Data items
═══
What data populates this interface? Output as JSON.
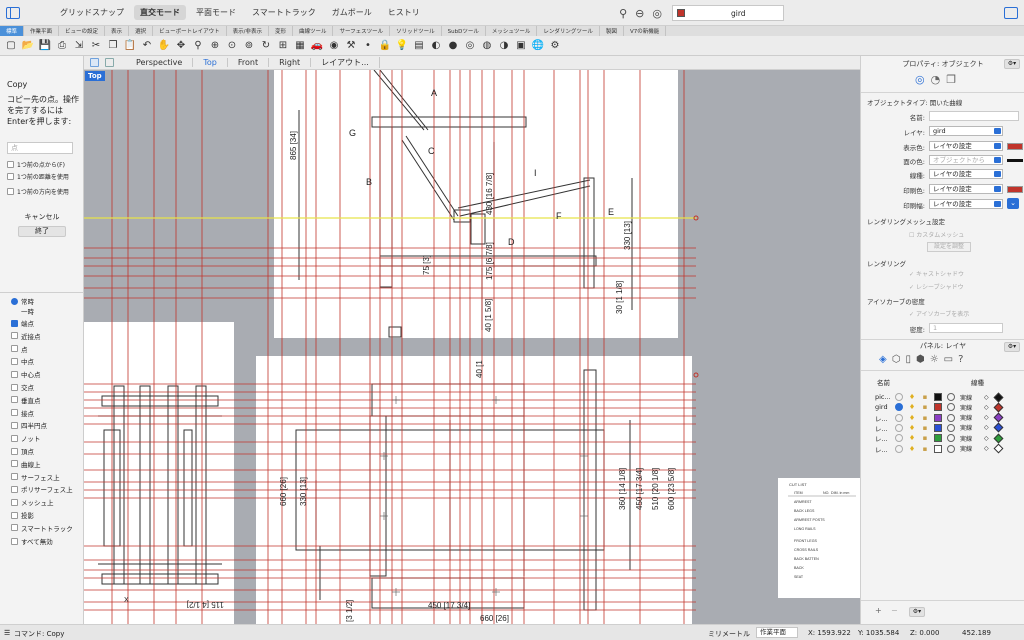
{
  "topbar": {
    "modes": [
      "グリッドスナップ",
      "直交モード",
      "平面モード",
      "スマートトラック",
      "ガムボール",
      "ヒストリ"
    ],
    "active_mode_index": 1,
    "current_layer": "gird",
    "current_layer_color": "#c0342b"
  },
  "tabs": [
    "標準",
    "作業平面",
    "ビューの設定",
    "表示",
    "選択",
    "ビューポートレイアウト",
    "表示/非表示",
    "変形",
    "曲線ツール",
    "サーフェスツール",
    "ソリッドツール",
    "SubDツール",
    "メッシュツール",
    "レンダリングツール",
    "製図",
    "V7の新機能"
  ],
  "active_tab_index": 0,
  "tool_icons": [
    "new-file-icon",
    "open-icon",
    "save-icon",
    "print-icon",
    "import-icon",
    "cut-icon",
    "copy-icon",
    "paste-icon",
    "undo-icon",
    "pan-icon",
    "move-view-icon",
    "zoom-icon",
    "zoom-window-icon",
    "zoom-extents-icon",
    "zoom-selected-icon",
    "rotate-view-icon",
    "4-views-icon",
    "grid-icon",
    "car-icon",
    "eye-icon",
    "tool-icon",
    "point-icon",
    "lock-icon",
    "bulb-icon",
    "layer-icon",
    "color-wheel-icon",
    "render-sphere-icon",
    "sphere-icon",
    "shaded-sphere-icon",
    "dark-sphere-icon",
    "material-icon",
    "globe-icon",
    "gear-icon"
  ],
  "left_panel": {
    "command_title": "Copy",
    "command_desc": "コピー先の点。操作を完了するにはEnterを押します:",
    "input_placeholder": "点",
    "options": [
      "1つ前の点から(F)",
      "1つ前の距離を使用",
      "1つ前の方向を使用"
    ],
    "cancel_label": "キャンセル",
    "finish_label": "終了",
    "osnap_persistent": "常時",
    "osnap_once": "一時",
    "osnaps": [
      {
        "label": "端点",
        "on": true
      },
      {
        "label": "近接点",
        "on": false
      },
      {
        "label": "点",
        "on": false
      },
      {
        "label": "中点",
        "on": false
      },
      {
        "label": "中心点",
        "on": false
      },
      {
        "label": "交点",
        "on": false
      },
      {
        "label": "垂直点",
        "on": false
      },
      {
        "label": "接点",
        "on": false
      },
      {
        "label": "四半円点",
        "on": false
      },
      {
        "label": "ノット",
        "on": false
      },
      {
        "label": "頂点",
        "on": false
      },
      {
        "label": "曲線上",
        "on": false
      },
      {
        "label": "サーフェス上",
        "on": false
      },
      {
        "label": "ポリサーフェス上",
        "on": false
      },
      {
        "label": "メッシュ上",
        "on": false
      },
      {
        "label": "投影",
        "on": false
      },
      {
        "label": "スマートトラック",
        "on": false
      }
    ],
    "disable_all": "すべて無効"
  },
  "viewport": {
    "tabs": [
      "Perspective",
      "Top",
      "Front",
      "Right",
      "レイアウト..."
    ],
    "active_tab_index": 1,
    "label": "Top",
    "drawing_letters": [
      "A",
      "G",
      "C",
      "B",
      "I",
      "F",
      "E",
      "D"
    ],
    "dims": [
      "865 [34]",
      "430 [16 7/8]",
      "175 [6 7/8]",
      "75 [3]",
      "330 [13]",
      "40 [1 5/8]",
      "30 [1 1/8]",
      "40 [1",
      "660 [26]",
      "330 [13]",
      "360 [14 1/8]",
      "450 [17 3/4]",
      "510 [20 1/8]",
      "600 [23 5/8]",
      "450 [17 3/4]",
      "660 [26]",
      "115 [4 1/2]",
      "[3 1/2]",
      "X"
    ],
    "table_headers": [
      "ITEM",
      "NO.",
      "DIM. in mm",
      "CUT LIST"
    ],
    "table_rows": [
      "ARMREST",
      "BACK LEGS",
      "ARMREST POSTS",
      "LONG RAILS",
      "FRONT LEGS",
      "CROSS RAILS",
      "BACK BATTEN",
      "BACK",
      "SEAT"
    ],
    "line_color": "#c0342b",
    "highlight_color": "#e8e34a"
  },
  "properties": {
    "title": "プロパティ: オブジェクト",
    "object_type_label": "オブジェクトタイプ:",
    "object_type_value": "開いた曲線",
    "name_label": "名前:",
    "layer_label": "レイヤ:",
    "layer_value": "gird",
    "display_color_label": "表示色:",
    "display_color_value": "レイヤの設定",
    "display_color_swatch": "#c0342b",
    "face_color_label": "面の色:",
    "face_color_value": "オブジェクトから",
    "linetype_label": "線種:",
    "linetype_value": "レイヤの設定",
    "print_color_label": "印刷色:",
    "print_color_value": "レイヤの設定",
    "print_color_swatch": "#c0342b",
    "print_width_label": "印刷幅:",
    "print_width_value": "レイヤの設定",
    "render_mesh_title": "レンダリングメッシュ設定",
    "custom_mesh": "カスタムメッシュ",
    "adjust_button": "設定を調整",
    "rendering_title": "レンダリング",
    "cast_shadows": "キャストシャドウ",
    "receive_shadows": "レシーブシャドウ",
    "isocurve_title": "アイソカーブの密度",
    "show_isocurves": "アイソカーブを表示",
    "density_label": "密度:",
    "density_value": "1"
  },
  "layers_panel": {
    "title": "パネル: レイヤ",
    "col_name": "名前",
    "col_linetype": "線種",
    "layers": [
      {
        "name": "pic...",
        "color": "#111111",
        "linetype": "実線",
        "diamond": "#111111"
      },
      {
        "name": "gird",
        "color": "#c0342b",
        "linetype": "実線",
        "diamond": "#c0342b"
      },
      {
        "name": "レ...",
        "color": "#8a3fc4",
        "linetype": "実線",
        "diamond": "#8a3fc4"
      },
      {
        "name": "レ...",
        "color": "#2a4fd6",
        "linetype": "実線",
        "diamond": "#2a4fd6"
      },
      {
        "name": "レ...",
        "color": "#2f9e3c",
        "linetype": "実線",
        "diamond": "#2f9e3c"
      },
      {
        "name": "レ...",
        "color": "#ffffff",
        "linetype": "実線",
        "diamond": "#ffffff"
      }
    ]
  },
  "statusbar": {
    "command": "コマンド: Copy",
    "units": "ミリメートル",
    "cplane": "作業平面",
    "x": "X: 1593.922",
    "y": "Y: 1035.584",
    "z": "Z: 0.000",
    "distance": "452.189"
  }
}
═══
What this task involves
Leave the pictures out and reproduce each record exactly as written.

Response to the task
What data populates this interface? Output as JSON.
{
  "topbar": {
    "modes": [
      "グリッドスナップ",
      "直交モード",
      "平面モード",
      "スマートトラック",
      "ガムボール",
      "ヒストリ"
    ],
    "active_mode_index": 1,
    "current_layer": "gird",
    "current_layer_color": "#c0342b"
  },
  "tabs": [
    "標準",
    "作業平面",
    "ビューの設定",
    "表示",
    "選択",
    "ビューポートレイアウト",
    "表示/非表示",
    "変形",
    "曲線ツール",
    "サーフェスツール",
    "ソリッドツール",
    "SubDツール",
    "メッシュツール",
    "レンダリングツール",
    "製図",
    "V7の新機能"
  ],
  "active_tab_index": 0,
  "tool_icons": [
    "new-file-icon",
    "open-icon",
    "save-icon",
    "print-icon",
    "import-icon",
    "cut-icon",
    "copy-icon",
    "paste-icon",
    "undo-icon",
    "pan-icon",
    "move-view-icon",
    "zoom-icon",
    "zoom-window-icon",
    "zoom-extents-icon",
    "zoom-selected-icon",
    "rotate-view-icon",
    "4-views-icon",
    "grid-icon",
    "car-icon",
    "eye-icon",
    "tool-icon",
    "point-icon",
    "lock-icon",
    "bulb-icon",
    "layer-icon",
    "color-wheel-icon",
    "render-sphere-icon",
    "sphere-icon",
    "shaded-sphere-icon",
    "dark-sphere-icon",
    "material-icon",
    "globe-icon",
    "gear-icon"
  ],
  "left_panel": {
    "command_title": "Copy",
    "command_desc": "コピー先の点。操作を完了するにはEnterを押します:",
    "input_placeholder": "点",
    "options": [
      "1つ前の点から(F)",
      "1つ前の距離を使用",
      "1つ前の方向を使用"
    ],
    "cancel_label": "キャンセル",
    "finish_label": "終了",
    "osnap_persistent": "常時",
    "osnap_once": "一時",
    "osnaps": [
      {
        "label": "端点",
        "on": true
      },
      {
        "label": "近接点",
        "on": false
      },
      {
        "label": "点",
        "on": false
      },
      {
        "label": "中点",
        "on": false
      },
      {
        "label": "中心点",
        "on": false
      },
      {
        "label": "交点",
        "on": false
      },
      {
        "label": "垂直点",
        "on": false
      },
      {
        "label": "接点",
        "on": false
      },
      {
        "label": "四半円点",
        "on": false
      },
      {
        "label": "ノット",
        "on": false
      },
      {
        "label": "頂点",
        "on": false
      },
      {
        "label": "曲線上",
        "on": false
      },
      {
        "label": "サーフェス上",
        "on": false
      },
      {
        "label": "ポリサーフェス上",
        "on": false
      },
      {
        "label": "メッシュ上",
        "on": false
      },
      {
        "label": "投影",
        "on": false
      },
      {
        "label": "スマートトラック",
        "on": false
      }
    ],
    "disable_all": "すべて無効"
  },
  "viewport": {
    "tabs": [
      "Perspective",
      "Top",
      "Front",
      "Right",
      "レイアウト..."
    ],
    "active_tab_index": 1,
    "label": "Top",
    "drawing_letters": [
      "A",
      "G",
      "C",
      "B",
      "I",
      "F",
      "E",
      "D"
    ],
    "dims": [
      "865 [34]",
      "430 [16 7/8]",
      "175 [6 7/8]",
      "75 [3]",
      "330 [13]",
      "40 [1 5/8]",
      "30 [1 1/8]",
      "40 [1",
      "660 [26]",
      "330 [13]",
      "360 [14 1/8]",
      "450 [17 3/4]",
      "510 [20 1/8]",
      "600 [23 5/8]",
      "450 [17 3/4]",
      "660 [26]",
      "115 [4 1/2]",
      "[3 1/2]",
      "X"
    ],
    "table_headers": [
      "ITEM",
      "NO.",
      "DIM. in mm",
      "CUT LIST"
    ],
    "table_rows": [
      "ARMREST",
      "BACK LEGS",
      "ARMREST POSTS",
      "LONG RAILS",
      "FRONT LEGS",
      "CROSS RAILS",
      "BACK BATTEN",
      "BACK",
      "SEAT"
    ],
    "line_color": "#c0342b",
    "highlight_color": "#e8e34a"
  },
  "properties": {
    "title": "プロパティ: オブジェクト",
    "object_type_label": "オブジェクトタイプ:",
    "object_type_value": "開いた曲線",
    "name_label": "名前:",
    "layer_label": "レイヤ:",
    "layer_value": "gird",
    "display_color_label": "表示色:",
    "display_color_value": "レイヤの設定",
    "display_color_swatch": "#c0342b",
    "face_color_label": "面の色:",
    "face_color_value": "オブジェクトから",
    "linetype_label": "線種:",
    "linetype_value": "レイヤの設定",
    "print_color_label": "印刷色:",
    "print_color_value": "レイヤの設定",
    "print_color_swatch": "#c0342b",
    "print_width_label": "印刷幅:",
    "print_width_value": "レイヤの設定",
    "render_mesh_title": "レンダリングメッシュ設定",
    "custom_mesh": "カスタムメッシュ",
    "adjust_button": "設定を調整",
    "rendering_title": "レンダリング",
    "cast_shadows": "キャストシャドウ",
    "receive_shadows": "レシーブシャドウ",
    "isocurve_title": "アイソカーブの密度",
    "show_isocurves": "アイソカーブを表示",
    "density_label": "密度:",
    "density_value": "1"
  },
  "layers_panel": {
    "title": "パネル: レイヤ",
    "col_name": "名前",
    "col_linetype": "線種",
    "layers": [
      {
        "name": "pic...",
        "color": "#111111",
        "linetype": "実線",
        "diamond": "#111111"
      },
      {
        "name": "gird",
        "color": "#c0342b",
        "linetype": "実線",
        "diamond": "#c0342b"
      },
      {
        "name": "レ...",
        "color": "#8a3fc4",
        "linetype": "実線",
        "diamond": "#8a3fc4"
      },
      {
        "name": "レ...",
        "color": "#2a4fd6",
        "linetype": "実線",
        "diamond": "#2a4fd6"
      },
      {
        "name": "レ...",
        "color": "#2f9e3c",
        "linetype": "実線",
        "diamond": "#2f9e3c"
      },
      {
        "name": "レ...",
        "color": "#ffffff",
        "linetype": "実線",
        "diamond": "#ffffff"
      }
    ]
  },
  "statusbar": {
    "command": "コマンド: Copy",
    "units": "ミリメートル",
    "cplane": "作業平面",
    "x": "X: 1593.922",
    "y": "Y: 1035.584",
    "z": "Z: 0.000",
    "distance": "452.189"
  }
}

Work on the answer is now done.